* **Task**
Please tally the lines of the records that contain "attendants" and send back only the total.

* **Material shown**

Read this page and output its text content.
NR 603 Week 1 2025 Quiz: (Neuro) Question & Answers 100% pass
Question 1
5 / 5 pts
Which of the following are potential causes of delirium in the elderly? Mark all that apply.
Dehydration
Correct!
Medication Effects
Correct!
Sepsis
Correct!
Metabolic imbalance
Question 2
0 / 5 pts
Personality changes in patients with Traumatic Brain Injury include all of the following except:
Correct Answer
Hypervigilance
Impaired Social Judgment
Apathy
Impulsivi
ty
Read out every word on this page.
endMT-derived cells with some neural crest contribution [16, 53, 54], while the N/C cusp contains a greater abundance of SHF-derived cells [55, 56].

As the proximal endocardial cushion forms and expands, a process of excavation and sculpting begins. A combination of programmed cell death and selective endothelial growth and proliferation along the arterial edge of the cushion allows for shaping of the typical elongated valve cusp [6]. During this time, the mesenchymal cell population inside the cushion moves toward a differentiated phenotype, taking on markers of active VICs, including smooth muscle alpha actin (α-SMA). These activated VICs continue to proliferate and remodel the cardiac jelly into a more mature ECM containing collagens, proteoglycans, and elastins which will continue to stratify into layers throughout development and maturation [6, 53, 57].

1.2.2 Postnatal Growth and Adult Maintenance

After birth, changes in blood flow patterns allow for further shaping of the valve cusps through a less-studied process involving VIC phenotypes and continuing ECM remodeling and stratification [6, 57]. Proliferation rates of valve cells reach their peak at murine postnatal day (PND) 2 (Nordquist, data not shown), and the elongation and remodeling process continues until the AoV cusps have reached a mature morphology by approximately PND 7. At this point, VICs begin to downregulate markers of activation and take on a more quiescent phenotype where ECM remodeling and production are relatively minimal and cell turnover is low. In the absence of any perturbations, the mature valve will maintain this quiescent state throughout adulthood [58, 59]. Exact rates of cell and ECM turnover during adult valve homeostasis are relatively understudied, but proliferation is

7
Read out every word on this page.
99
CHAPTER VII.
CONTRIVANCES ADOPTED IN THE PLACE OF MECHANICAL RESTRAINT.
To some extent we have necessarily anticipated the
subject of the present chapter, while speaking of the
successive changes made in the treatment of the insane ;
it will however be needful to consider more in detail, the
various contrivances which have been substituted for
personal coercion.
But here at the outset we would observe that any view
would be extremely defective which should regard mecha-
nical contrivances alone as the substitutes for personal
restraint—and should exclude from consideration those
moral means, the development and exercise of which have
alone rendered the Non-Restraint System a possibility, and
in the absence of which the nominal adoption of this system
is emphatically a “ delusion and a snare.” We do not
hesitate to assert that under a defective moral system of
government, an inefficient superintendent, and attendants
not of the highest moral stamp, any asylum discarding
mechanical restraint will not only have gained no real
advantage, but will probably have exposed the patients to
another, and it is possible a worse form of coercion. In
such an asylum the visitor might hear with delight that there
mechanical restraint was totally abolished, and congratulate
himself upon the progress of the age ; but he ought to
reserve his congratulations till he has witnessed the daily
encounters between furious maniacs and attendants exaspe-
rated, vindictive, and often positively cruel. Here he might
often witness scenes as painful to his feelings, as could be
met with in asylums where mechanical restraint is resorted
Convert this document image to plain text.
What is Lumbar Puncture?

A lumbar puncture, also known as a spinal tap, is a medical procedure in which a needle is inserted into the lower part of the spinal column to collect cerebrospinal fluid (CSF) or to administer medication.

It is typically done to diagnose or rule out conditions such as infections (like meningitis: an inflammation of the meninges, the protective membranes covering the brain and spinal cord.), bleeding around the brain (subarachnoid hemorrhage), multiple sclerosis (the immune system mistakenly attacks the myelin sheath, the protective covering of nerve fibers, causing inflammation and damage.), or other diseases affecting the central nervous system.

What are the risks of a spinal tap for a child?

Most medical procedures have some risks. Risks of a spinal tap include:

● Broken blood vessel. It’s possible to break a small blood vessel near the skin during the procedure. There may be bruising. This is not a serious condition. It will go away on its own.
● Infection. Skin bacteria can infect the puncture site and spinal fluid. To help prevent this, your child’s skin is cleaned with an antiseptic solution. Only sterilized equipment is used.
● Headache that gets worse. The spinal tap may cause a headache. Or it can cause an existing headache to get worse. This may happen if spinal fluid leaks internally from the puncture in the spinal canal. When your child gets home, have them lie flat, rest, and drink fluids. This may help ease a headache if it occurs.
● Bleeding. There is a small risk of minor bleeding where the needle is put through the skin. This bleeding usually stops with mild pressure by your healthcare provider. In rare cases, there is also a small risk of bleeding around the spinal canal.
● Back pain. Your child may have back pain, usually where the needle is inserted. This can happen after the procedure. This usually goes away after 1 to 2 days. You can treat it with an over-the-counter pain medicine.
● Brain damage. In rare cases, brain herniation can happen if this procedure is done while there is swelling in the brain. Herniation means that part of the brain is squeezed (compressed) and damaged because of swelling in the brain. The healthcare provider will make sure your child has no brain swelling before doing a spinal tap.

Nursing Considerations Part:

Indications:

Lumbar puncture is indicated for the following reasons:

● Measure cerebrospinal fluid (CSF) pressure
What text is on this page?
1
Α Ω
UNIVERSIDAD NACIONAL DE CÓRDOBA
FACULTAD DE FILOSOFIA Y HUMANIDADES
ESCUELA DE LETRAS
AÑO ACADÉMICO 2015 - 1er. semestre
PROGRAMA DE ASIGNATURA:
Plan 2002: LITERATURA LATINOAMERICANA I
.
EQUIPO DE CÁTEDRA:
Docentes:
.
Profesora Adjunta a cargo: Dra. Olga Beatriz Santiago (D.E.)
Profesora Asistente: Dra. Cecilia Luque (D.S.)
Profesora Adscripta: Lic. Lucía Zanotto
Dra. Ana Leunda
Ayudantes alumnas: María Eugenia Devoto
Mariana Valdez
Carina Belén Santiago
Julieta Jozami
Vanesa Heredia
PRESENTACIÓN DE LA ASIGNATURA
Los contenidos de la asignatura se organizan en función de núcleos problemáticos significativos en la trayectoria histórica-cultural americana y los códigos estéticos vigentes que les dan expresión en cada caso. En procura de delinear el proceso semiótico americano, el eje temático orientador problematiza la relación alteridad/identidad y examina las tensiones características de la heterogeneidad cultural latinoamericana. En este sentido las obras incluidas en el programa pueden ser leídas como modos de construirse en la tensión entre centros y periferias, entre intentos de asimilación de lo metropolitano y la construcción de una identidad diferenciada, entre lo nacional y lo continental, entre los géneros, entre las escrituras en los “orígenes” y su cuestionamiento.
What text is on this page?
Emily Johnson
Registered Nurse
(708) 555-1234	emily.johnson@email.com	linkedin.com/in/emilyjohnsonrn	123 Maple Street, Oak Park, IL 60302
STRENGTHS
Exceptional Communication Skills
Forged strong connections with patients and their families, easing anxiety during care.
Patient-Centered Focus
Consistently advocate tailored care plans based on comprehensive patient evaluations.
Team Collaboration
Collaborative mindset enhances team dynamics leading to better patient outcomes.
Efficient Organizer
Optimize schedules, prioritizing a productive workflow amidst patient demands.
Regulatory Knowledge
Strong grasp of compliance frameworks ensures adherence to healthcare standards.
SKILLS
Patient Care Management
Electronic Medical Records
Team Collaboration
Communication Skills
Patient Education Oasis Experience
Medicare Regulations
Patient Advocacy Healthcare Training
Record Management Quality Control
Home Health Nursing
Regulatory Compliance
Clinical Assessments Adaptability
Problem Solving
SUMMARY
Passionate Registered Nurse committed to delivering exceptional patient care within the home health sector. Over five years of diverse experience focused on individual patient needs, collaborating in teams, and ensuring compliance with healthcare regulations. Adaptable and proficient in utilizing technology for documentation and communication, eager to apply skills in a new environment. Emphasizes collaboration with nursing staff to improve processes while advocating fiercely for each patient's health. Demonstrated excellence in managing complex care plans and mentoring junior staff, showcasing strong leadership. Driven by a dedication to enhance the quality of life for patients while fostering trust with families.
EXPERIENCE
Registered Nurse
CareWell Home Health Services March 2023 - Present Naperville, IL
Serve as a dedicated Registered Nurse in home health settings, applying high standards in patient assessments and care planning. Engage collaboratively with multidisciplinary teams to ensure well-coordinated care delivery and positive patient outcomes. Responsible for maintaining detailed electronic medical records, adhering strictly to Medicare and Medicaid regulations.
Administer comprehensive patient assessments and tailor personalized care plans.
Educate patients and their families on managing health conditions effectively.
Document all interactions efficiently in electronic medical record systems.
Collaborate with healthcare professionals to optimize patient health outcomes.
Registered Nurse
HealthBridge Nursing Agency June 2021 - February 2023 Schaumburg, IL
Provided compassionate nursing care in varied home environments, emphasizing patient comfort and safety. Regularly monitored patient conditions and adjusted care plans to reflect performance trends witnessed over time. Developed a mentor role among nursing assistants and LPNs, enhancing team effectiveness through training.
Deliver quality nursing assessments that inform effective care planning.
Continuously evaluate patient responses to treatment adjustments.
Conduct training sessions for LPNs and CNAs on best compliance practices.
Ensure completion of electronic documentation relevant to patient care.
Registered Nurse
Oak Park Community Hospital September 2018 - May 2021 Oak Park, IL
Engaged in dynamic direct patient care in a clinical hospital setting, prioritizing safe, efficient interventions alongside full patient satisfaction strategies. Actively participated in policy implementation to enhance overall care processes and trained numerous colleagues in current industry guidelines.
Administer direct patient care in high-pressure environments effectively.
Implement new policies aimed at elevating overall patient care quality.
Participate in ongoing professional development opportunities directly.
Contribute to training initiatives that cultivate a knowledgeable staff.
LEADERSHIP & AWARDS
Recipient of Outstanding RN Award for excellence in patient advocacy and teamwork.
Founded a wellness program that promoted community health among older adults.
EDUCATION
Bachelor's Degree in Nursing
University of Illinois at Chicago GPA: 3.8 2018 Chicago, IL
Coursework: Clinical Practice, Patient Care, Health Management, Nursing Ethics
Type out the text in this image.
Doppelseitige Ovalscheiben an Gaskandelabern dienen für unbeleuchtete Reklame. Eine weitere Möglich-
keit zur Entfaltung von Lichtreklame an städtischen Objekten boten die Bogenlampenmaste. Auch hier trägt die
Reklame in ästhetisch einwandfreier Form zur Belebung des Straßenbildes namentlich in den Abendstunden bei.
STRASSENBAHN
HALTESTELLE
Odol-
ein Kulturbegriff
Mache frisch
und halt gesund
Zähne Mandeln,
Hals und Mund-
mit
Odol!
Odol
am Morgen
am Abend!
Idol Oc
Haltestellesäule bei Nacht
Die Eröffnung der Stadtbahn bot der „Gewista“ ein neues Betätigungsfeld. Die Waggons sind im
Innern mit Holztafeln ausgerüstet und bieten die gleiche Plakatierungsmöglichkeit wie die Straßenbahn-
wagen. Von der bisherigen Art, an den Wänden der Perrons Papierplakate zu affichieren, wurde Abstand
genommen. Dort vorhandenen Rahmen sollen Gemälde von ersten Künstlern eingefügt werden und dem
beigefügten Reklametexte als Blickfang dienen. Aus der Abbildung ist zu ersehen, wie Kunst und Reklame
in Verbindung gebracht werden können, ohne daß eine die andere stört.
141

* **Answer section**
2